• **Your goal**:
Format the material as a JSON list of strings, one string per line, starting at the line that has "Detect and localize" and stopping after the line that has "keystore-login-label: 已有Keystore文件？ 马上登录". Leave out blank lines and the pictures.

• **Records to process**:
----------

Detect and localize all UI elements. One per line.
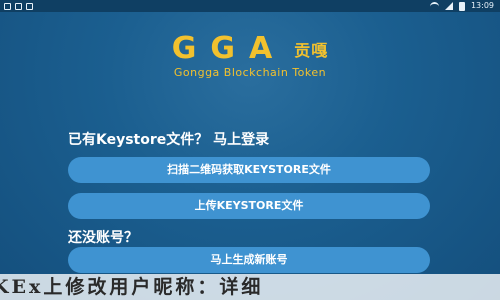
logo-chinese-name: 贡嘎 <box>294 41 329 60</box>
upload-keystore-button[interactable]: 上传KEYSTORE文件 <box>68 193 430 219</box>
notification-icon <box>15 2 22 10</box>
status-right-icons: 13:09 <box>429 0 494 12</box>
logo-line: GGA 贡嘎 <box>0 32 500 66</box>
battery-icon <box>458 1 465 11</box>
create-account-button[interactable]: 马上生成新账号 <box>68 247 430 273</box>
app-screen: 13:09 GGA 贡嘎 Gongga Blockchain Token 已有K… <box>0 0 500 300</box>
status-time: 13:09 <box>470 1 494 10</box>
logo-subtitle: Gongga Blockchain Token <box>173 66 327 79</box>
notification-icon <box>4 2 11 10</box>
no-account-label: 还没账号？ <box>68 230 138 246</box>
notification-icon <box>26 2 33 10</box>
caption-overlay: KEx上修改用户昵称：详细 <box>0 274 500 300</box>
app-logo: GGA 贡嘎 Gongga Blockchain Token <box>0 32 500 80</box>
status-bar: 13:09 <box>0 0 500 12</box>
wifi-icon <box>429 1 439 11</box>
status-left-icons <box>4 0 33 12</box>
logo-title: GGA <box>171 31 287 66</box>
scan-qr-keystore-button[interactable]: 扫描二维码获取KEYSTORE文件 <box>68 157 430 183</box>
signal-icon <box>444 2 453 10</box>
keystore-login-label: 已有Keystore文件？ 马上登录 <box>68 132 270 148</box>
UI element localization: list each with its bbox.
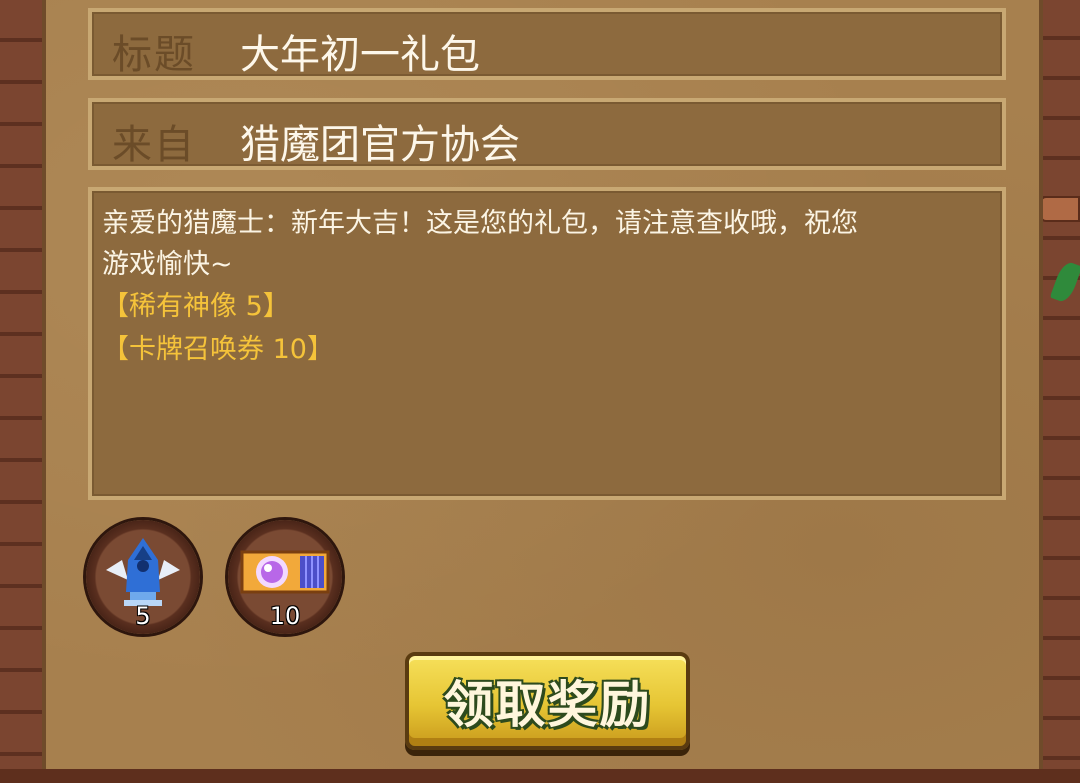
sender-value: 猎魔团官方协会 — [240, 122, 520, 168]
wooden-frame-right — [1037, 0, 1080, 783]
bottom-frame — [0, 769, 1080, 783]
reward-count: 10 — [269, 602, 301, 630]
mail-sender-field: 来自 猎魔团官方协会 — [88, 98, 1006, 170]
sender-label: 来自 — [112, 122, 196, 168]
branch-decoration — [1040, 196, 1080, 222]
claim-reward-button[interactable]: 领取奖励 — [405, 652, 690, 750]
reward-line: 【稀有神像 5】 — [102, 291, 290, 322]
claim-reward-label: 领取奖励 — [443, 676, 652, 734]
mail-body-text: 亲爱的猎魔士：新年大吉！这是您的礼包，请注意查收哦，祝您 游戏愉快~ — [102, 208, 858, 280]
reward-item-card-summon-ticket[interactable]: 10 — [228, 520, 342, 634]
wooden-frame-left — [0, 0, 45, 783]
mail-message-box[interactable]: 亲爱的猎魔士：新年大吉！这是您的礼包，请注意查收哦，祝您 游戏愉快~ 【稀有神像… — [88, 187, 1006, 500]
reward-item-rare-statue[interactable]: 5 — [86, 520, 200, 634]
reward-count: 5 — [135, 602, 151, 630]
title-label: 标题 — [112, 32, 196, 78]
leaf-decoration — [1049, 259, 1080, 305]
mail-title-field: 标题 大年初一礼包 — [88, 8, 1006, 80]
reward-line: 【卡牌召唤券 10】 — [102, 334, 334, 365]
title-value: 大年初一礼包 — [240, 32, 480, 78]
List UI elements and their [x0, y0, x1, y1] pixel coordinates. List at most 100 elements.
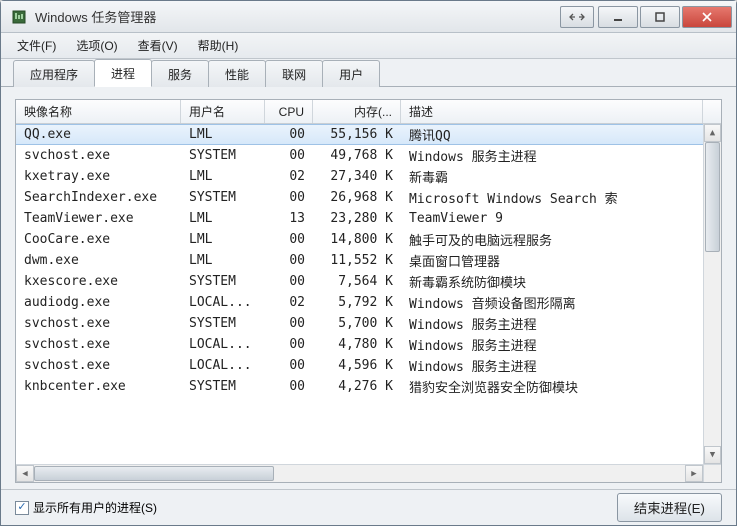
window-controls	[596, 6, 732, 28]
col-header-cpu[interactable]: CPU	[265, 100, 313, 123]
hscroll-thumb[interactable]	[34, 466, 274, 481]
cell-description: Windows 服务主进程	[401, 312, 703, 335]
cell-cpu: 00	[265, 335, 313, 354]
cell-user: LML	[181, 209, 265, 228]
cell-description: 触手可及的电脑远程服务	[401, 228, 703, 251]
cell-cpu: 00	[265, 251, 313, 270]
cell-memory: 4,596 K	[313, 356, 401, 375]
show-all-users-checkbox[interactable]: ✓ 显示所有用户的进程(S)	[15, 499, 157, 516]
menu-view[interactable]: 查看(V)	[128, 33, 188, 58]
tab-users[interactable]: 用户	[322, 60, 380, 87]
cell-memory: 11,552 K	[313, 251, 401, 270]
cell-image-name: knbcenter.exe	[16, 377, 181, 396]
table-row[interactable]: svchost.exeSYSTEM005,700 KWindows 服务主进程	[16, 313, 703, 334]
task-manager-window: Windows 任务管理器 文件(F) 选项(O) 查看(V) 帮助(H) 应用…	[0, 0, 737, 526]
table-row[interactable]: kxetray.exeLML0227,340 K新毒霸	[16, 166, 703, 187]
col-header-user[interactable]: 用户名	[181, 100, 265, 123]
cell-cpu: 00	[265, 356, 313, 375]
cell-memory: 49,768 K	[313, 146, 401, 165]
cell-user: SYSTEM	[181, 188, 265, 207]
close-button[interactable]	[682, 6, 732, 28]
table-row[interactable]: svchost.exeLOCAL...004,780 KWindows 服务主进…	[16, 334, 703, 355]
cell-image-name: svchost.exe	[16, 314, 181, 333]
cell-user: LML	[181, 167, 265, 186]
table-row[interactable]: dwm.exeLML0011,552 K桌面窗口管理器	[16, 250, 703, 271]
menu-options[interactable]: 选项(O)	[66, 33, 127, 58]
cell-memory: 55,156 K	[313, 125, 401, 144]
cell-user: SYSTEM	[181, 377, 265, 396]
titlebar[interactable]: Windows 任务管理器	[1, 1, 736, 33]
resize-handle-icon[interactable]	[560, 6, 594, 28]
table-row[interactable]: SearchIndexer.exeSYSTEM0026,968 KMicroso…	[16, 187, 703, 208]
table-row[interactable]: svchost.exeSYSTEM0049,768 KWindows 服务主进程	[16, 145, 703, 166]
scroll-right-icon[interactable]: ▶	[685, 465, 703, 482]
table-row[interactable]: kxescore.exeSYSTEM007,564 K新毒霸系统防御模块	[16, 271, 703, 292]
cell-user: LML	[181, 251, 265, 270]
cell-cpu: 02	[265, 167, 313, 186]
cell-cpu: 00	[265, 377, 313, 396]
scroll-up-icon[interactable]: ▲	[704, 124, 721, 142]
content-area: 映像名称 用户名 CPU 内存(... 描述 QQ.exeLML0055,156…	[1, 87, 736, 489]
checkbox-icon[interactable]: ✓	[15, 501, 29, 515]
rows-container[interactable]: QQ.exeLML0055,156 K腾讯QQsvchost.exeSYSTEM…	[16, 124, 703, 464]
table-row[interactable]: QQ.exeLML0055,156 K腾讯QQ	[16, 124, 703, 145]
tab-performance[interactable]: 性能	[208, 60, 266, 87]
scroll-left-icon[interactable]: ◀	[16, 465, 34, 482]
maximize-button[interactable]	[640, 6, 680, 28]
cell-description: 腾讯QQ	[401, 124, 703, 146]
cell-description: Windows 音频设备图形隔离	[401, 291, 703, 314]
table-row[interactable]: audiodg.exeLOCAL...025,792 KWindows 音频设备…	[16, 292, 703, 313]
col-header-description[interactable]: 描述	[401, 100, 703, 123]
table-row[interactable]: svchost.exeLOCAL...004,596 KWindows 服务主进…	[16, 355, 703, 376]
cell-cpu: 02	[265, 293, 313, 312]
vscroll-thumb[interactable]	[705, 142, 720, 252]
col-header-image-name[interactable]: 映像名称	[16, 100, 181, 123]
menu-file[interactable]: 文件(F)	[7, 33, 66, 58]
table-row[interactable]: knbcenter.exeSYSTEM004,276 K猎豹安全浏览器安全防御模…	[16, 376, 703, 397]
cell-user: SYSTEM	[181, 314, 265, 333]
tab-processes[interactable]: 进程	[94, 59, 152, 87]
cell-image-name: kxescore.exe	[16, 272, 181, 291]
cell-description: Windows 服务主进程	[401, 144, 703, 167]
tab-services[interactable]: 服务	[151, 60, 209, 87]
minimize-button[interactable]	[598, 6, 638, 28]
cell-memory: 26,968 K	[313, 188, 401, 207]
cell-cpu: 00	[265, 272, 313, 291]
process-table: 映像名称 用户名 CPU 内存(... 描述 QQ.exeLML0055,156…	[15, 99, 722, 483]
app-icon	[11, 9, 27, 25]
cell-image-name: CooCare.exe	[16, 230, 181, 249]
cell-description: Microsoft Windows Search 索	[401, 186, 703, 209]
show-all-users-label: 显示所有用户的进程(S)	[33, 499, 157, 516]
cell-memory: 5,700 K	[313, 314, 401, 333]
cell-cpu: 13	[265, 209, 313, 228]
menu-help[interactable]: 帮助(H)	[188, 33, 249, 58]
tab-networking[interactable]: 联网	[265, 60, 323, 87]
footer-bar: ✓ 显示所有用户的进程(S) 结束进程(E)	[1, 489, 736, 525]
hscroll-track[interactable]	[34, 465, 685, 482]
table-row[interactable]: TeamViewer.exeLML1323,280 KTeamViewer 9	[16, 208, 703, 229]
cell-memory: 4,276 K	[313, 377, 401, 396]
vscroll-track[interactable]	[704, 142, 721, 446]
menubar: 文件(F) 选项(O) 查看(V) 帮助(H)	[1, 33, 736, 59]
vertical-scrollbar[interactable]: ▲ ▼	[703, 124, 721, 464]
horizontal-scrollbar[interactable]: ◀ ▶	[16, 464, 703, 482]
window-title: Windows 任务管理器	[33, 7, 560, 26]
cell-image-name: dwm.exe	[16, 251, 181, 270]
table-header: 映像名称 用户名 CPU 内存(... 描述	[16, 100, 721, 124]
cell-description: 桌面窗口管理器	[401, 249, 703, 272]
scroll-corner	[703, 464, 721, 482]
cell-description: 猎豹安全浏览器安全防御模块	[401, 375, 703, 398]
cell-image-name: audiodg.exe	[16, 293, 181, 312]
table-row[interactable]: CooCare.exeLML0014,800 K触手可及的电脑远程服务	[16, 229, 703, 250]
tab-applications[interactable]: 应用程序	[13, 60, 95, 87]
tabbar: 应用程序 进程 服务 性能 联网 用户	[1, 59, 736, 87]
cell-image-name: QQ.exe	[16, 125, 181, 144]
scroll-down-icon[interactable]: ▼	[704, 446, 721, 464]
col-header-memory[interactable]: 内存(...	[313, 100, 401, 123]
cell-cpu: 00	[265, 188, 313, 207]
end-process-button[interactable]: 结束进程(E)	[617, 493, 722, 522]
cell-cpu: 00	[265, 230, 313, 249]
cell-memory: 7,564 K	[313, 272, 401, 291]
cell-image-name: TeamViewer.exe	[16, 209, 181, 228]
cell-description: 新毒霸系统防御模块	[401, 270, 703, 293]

----------

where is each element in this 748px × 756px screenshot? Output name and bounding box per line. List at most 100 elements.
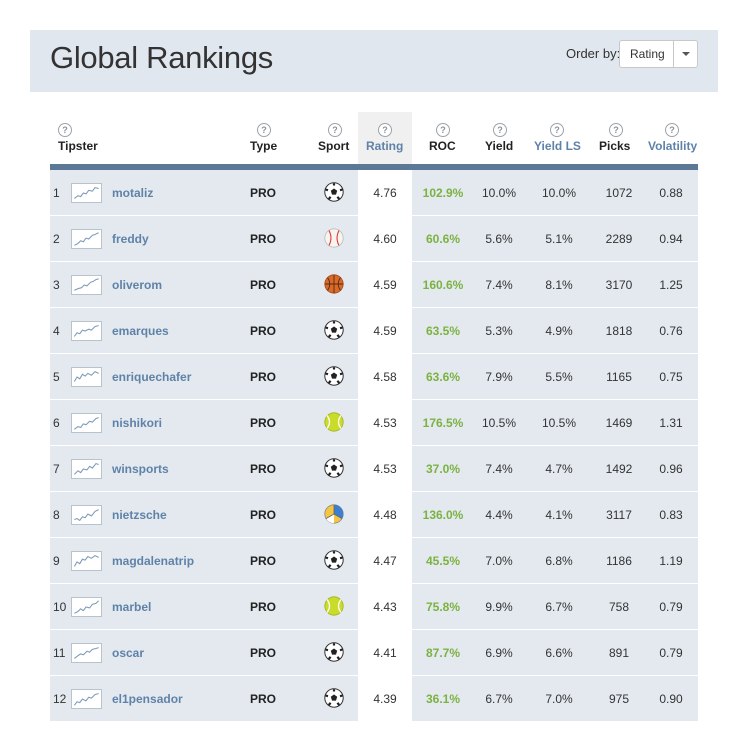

----------

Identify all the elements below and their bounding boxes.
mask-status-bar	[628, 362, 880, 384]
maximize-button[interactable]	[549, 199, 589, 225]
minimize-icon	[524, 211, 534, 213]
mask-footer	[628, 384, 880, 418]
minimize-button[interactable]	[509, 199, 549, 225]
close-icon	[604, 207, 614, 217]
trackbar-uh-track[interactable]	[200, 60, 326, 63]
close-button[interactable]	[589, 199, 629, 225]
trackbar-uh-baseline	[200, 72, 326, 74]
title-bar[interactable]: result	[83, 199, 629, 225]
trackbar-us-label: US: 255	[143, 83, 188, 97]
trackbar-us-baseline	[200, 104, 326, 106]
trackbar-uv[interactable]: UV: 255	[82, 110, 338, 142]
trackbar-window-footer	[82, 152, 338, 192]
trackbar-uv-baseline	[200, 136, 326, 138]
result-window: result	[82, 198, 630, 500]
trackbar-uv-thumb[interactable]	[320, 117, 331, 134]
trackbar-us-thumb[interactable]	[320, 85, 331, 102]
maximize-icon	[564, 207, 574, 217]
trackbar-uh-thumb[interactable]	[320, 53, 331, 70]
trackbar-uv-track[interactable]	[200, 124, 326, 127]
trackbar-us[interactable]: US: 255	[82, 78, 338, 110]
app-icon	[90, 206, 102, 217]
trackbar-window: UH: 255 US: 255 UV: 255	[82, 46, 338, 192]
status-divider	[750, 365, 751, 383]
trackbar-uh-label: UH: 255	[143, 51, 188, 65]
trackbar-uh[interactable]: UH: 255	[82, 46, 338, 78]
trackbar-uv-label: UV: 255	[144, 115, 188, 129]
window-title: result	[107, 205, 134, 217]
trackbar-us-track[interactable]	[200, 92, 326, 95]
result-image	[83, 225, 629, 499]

----------

• **Solution for this exercise**:
[
  "Detect and localize all UI elements. One per line.",
  "logo-chinese-name: 贡嘎 <box>294 41 329 60</box>",
  "upload-keystore-button[interactable]: 上传KEYSTORE文件 <box>68 193 430 219</box>",
  "notification-icon <box>15 2 22 10</box>",
  "status-right-icons: 13:09 <box>429 0 494 12</box>",
  "logo-line: GGA 贡嘎 <box>0 32 500 66</box>",
  "battery-icon <box>458 1 465 11</box>",
  "create-account-button[interactable]: 马上生成新账号 <box>68 247 430 273</box>",
  "app-screen: 13:09 GGA 贡嘎 Gongga Blockchain Token 已有K… <box>0 0 500 300</box>",
  "status-time: 13:09 <box>470 1 494 10</box>",
  "logo-subtitle: Gongga Blockchain Token <box>173 66 327 79</box>",
  "notification-icon <box>4 2 11 10</box>",
  "no-account-label: 还没账号？ <box>68 230 138 246</box>",
  "notification-icon <box>26 2 33 10</box>",
  "caption-overlay: KEx上修改用户昵称：详细 <box>0 274 500 300</box>",
  "app-logo: GGA 贡嘎 Gongga Blockchain Token <box>0 32 500 80</box>",
  "status-bar: 13:09 <box>0 0 500 12</box>",
  "wifi-icon <box>429 1 439 11</box>",
  "status-left-icons <box>4 0 33 12</box>",
  "logo-title: GGA <box>171 31 287 66</box>",
  "scan-qr-keystore-button[interactable]: 扫描二维码获取KEYSTORE文件 <box>68 157 430 183</box>",
  "signal-icon <box>444 2 453 10</box>",
  "keystore-login-label: 已有Keystore文件？ 马上登录 <box>68 132 270 148</box>"
]